**What the exercise asks:** What follows is a block of records; restate each one word for word.

::: Supplied records

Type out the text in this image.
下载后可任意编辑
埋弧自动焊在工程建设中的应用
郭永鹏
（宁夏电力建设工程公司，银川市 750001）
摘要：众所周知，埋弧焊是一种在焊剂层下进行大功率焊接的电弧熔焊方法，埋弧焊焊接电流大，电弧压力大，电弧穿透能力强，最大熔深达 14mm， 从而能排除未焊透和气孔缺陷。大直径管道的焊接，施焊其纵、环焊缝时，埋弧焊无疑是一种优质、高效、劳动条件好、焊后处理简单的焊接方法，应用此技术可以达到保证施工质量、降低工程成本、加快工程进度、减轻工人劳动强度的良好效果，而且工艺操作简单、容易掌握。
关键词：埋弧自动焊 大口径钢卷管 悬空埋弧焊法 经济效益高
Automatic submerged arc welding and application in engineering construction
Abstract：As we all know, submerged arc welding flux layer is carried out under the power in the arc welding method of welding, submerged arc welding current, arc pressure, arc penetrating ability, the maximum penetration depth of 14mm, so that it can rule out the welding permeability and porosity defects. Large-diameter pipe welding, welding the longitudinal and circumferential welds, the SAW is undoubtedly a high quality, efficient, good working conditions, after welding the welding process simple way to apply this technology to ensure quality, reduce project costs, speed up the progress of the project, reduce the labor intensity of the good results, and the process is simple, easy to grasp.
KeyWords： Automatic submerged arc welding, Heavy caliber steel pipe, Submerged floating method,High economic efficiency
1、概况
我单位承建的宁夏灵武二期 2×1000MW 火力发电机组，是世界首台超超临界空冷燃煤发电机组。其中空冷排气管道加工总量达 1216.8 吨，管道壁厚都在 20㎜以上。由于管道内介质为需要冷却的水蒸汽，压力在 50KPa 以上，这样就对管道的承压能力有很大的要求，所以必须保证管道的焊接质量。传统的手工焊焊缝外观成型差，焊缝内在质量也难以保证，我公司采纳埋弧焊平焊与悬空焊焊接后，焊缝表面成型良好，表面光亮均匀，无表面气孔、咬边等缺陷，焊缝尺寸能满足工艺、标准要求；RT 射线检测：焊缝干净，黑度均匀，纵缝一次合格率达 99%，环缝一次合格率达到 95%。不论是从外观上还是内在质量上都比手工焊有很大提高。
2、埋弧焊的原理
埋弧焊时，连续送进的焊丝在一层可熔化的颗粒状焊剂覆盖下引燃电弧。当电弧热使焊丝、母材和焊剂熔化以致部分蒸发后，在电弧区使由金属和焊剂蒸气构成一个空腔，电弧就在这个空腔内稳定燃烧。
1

::::::

**Reply:**
Type out the text in this image.
下载后可任意编辑
埋弧自动焊在工程建设中的应用
郭永鹏
（宁夏电力建设工程公司，银川市 750001）
摘要：众所周知，埋弧焊是一种在焊剂层下进行大功率焊接的电弧熔焊方法，埋弧焊焊接电流大，电弧压力大，电弧穿透能力强，最大熔深达 14mm， 从而能排除未焊透和气孔缺陷。大直径管道的焊接，施焊其纵、环焊缝时，埋弧焊无疑是一种优质、高效、劳动条件好、焊后处理简单的焊接方法，应用此技术可以达到保证施工质量、降低工程成本、加快工程进度、减轻工人劳动强度的良好效果，而且工艺操作简单、容易掌握。
关键词：埋弧自动焊 大口径钢卷管 悬空埋弧焊法 经济效益高
Automatic submerged arc welding and application in engineering construction
Abstract：As we all know, submerged arc welding flux layer is carried out under the power in the arc welding method of welding, submerged arc welding current, arc pressure, arc penetrating ability, the maximum penetration depth of 14mm, so that it can rule out the welding permeability and porosity defects. Large-diameter pipe welding, welding the longitudinal and circumferential welds, the SAW is undoubtedly a high quality, efficient, good working conditions, after welding the welding process simple way to apply this technology to ensure quality, reduce project costs, speed up the progress of the project, reduce the labor intensity of the good results, and the process is simple, easy to grasp.
KeyWords： Automatic submerged arc welding, Heavy caliber steel pipe, Submerged floating method,High economic efficiency
1、概况
我单位承建的宁夏灵武二期 2×1000MW 火力发电机组，是世界首台超超临界空冷燃煤发电机组。其中空冷排气管道加工总量达 1216.8 吨，管道壁厚都在 20㎜以上。由于管道内介质为需要冷却的水蒸汽，压力在 50KPa 以上，这样就对管道的承压能力有很大的要求，所以必须保证管道的焊接质量。传统的手工焊焊缝外观成型差，焊缝内在质量也难以保证，我公司采纳埋弧焊平焊与悬空焊焊接后，焊缝表面成型良好，表面光亮均匀，无表面气孔、咬边等缺陷，焊缝尺寸能满足工艺、标准要求；RT 射线检测：焊缝干净，黑度均匀，纵缝一次合格率达 99%，环缝一次合格率达到 95%。不论是从外观上还是内在质量上都比手工焊有很大提高。
2、埋弧焊的原理
埋弧焊时，连续送进的焊丝在一层可熔化的颗粒状焊剂覆盖下引燃电弧。当电弧热使焊丝、母材和焊剂熔化以致部分蒸发后，在电弧区使由金属和焊剂蒸气构成一个空腔，电弧就在这个空腔内稳定燃烧。
1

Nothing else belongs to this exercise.